--- TO BE DONE ---
Each entry needs to be restated exactly as written.
___ RECORDS ___
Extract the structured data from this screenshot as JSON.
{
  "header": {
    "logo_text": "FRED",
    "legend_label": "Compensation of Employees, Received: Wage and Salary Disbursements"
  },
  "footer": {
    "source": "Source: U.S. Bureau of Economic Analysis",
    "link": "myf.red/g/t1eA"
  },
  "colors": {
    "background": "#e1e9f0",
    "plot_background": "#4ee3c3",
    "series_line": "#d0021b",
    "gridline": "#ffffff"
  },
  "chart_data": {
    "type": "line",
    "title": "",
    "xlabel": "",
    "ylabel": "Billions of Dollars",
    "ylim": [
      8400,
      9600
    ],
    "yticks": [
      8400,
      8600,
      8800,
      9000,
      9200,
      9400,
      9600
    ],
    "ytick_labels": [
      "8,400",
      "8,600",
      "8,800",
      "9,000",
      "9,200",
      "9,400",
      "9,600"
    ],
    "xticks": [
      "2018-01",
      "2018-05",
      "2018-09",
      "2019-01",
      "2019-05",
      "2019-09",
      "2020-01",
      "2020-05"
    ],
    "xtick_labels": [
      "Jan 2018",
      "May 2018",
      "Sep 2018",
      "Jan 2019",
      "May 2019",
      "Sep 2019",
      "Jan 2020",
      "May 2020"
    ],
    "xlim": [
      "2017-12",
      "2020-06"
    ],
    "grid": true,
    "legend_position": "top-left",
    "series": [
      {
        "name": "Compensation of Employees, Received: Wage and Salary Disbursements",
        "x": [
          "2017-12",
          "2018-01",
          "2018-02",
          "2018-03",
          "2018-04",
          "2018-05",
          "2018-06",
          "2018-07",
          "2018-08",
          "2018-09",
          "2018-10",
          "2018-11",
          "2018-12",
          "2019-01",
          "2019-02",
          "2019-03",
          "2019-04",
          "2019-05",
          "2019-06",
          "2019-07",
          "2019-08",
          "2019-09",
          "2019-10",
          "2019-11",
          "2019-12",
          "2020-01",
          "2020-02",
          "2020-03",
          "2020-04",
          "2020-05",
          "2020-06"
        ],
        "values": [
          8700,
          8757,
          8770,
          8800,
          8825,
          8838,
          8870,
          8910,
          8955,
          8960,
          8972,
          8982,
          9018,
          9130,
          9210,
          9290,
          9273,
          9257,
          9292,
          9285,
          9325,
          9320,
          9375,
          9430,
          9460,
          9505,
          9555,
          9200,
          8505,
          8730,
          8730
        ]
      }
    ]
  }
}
___
--- TASK RESULT ---
Extract the structured data from this screenshot as JSON.
{
  "header": {
    "logo_text": "FRED",
    "legend_label": "Compensation of Employees, Received: Wage and Salary Disbursements"
  },
  "footer": {
    "source": "Source: U.S. Bureau of Economic Analysis",
    "link": "myf.red/g/t1eA"
  },
  "colors": {
    "background": "#e1e9f0",
    "plot_background": "#4ee3c3",
    "series_line": "#d0021b",
    "gridline": "#ffffff"
  },
  "chart_data": {
    "type": "line",
    "title": "",
    "xlabel": "",
    "ylabel": "Billions of Dollars",
    "ylim": [
      8400,
      9600
    ],
    "yticks": [
      8400,
      8600,
      8800,
      9000,
      9200,
      9400,
      9600
    ],
    "ytick_labels": [
      "8,400",
      "8,600",
      "8,800",
      "9,000",
      "9,200",
      "9,400",
      "9,600"
    ],
    "xticks": [
      "2018-01",
      "2018-05",
      "2018-09",
      "2019-01",
      "2019-05",
      "2019-09",
      "2020-01",
      "2020-05"
    ],
    "xtick_labels": [
      "Jan 2018",
      "May 2018",
      "Sep 2018",
      "Jan 2019",
      "May 2019",
      "Sep 2019",
      "Jan 2020",
      "May 2020"
    ],
    "xlim": [
      "2017-12",
      "2020-06"
    ],
    "grid": true,
    "legend_position": "top-left",
    "series": [
      {
        "name": "Compensation of Employees, Received: Wage and Salary Disbursements",
        "x": [
          "2017-12",
          "2018-01",
          "2018-02",
          "2018-03",
          "2018-04",
          "2018-05",
          "2018-06",
          "2018-07",
          "2018-08",
          "2018-09",
          "2018-10",
          "2018-11",
          "2018-12",
          "2019-01",
          "2019-02",
          "2019-03",
          "2019-04",
          "2019-05",
          "2019-06",
          "2019-07",
          "2019-08",
          "2019-09",
          "2019-10",
          "2019-11",
          "2019-12",
          "2020-01",
          "2020-02",
          "2020-03",
          "2020-04",
          "2020-05",
          "2020-06"
        ],
        "values": [
          8700,
          8757,
          8770,
          8800,
          8825,
          8838,
          8870,
          8910,
          8955,
          8960,
          8972,
          8982,
          9018,
          9130,
          9210,
          9290,
          9273,
          9257,
          9292,
          9285,
          9325,
          9320,
          9375,
          9430,
          9460,
          9505,
          9555,
          9200,
          8505,
          8730,
          8730
        ]
      }
    ]
  }
}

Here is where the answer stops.